My mother is expecting her first child (from me) soon. She has such a bleeding heart she thinks SD should call her "grandma" if SD wants to. Being the clingy individual SD is constantly searching for affection, she will most definitely want to call my mother "grandma." She's already tried to call me "mommy" a few times. I keep telling FH his child needs to talk to someone professionally because she is STARVED for acceptance.

My response to that is HELL NO. I want my son to be the first to know her as that. Plus, there's no guarantee I will stay in SD's tortured life so why set her up for further abandonment of a "grandma."

This bothers me a lot.

 

Comments

lieutenant_dad's picture

I get what you want, and you can express that to your mother, but it's ultimately her decision as to what she wants to be called.

notarelative's picture

I want my son to be the first to know her as that. 

Grandma is not a name exclusive to one child. If you had siblings with children, if you had nieces and nephews, your mom would already be called Grandma.

SD wanting to call your mom Grandma is a natural reaction. She's seven. She sees your mom as an adult that takes an interest in her. It's natural for SD to gravitate to her and want to call her Grandma. At seven, she's still trying to figure out family relationships and her place in them.
● ● ● ● ●
» **Given task**:
Repeat the forum post and its replies about what a stepdaughter should call the writer's mother, word for word.

» **Excerpted records**:
● ● ● ● ●
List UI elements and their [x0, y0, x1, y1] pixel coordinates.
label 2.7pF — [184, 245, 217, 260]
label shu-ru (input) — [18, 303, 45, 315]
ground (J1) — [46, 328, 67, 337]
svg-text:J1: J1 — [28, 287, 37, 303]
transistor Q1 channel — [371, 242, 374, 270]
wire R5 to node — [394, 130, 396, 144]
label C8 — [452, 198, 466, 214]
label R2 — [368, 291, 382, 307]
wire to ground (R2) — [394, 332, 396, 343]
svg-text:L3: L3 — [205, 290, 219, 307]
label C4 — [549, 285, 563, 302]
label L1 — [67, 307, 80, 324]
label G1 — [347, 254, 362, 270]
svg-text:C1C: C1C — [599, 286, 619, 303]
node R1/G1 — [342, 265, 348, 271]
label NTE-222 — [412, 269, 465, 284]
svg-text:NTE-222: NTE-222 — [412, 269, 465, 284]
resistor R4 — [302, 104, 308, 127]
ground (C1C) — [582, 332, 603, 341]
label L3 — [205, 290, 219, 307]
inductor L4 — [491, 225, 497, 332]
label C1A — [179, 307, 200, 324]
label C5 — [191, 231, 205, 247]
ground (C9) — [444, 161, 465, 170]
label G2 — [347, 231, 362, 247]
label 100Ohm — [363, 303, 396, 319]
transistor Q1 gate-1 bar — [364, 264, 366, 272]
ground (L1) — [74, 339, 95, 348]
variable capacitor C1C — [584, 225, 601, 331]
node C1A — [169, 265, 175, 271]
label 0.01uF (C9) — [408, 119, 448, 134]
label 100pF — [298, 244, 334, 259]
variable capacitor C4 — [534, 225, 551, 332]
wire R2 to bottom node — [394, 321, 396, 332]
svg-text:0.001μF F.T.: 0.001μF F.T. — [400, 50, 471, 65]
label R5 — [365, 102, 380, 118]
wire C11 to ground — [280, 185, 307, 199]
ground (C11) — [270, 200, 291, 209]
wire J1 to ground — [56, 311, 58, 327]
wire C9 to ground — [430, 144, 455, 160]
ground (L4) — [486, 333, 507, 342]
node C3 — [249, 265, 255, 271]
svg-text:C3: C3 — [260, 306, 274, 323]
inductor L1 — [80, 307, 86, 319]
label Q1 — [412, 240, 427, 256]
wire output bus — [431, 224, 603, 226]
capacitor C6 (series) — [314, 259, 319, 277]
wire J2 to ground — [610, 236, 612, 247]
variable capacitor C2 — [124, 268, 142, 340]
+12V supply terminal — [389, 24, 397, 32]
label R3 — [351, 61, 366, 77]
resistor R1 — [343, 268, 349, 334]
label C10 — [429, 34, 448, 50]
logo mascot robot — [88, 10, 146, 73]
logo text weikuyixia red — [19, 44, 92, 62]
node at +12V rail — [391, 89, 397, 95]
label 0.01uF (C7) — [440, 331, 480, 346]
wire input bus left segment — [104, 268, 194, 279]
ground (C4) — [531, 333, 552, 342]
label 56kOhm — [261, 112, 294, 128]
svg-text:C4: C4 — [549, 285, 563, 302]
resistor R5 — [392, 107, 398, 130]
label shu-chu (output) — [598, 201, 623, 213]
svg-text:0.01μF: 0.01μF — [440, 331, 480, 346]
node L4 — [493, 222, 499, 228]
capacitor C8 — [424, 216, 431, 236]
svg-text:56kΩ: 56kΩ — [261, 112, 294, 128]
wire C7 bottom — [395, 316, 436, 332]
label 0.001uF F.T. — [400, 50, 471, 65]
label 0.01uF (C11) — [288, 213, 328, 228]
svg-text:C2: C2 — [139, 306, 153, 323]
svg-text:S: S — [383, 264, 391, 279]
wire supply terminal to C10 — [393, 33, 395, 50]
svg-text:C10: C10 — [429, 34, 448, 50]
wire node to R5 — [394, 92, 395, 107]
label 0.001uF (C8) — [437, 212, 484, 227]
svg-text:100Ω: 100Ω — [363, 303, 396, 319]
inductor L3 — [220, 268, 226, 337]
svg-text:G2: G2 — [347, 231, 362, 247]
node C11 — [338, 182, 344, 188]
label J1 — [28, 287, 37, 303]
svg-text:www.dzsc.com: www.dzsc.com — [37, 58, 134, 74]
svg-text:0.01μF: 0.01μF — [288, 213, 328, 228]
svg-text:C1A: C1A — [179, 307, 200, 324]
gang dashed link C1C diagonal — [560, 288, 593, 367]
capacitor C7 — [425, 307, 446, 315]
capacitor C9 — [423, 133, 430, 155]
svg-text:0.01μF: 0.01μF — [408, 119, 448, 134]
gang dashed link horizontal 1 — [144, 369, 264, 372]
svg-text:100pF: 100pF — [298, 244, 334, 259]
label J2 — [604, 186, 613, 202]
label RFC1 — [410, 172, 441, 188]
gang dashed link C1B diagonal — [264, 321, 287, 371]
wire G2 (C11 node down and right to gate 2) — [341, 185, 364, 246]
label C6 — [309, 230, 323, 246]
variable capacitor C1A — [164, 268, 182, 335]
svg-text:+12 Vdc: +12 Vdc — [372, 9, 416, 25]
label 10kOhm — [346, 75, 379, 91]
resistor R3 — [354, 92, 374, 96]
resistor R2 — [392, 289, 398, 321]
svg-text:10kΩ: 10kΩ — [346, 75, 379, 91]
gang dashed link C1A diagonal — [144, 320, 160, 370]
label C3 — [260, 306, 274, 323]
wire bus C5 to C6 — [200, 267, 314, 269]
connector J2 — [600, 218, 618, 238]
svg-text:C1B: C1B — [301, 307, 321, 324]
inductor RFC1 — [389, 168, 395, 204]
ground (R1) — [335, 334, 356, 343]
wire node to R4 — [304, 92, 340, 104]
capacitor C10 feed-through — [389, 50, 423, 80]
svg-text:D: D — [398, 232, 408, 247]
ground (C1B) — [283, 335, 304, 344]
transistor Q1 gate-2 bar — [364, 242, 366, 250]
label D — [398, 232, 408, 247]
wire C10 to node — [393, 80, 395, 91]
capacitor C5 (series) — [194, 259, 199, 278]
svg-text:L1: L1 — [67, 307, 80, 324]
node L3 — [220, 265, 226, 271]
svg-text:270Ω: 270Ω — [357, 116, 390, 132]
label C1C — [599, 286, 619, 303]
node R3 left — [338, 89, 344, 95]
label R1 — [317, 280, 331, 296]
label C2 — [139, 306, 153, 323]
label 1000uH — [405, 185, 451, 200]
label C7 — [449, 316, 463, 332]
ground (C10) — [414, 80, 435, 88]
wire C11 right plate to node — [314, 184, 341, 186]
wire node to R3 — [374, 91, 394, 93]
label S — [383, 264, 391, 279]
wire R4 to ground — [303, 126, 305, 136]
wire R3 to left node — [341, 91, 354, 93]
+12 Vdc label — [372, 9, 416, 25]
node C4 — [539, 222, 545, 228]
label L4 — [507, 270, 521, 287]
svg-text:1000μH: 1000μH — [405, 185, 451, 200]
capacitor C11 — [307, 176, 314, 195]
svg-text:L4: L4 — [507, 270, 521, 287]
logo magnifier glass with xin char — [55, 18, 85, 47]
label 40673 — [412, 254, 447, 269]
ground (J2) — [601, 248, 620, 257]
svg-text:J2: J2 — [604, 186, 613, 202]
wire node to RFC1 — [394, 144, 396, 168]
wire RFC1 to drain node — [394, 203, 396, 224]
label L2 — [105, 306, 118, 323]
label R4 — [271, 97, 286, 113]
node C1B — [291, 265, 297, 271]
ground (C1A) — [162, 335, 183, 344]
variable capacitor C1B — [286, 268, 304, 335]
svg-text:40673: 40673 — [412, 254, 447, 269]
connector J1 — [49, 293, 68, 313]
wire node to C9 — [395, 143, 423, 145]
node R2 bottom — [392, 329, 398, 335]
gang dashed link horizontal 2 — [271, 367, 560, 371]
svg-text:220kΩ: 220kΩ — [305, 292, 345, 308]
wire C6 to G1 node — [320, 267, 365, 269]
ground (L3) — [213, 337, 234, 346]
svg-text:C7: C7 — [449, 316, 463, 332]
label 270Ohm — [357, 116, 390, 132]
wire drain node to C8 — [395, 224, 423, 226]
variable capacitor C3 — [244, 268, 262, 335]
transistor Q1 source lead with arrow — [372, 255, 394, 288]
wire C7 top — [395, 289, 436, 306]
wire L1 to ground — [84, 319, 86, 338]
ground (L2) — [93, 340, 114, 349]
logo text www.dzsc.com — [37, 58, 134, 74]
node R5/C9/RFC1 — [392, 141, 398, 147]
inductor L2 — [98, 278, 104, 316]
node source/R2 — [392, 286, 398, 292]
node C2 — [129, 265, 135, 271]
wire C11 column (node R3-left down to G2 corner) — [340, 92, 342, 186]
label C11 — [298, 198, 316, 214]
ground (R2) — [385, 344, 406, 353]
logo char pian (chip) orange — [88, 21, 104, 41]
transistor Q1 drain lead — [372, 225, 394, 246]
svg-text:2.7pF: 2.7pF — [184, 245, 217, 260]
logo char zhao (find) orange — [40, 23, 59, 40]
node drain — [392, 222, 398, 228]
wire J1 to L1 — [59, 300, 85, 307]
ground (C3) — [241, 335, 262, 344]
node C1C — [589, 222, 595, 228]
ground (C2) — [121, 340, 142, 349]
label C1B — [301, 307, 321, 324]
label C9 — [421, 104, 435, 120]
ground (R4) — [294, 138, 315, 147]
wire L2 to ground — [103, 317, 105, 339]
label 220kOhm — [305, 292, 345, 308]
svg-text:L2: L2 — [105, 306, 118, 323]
● ● ● ● ●
» **Written solution**:
My mother is expecting her first child (from me) soon. She has such a bleeding heart she thinks SD should call her "grandma" if SD wants to. Being the clingy individual SD is constantly searching for affection, she will most definitely want to call my mother "grandma." She's already tried to call me "mommy" a few times. I keep telling FH his child needs to talk to someone professionally because she is STARVED for acceptance.

My response to that is HELL NO. I want my son to be the first to know her as that. Plus, there's no guarantee I will stay in SD's tortured life so why set her up for further abandonment of a "grandma."

This bothers me a lot.

 

Comments

lieutenant_dad's picture

I get what you want, and you can express that to your mother, but it's ultimately her decision as to what she wants to be called.

notarelative's picture

I want my son to be the first to know her as that. 

Grandma is not a name exclusive to one child. If you had siblings with children, if you had nieces and nephews, your mom would already be called Grandma.

SD wanting to call your mom Grandma is a natural reaction. She's seven. She sees your mom as an adult that takes an interest in her. It's natural for SD to gravitate to her and want to call her Grandma. At seven, she's still trying to figure out family relationships and her place in them.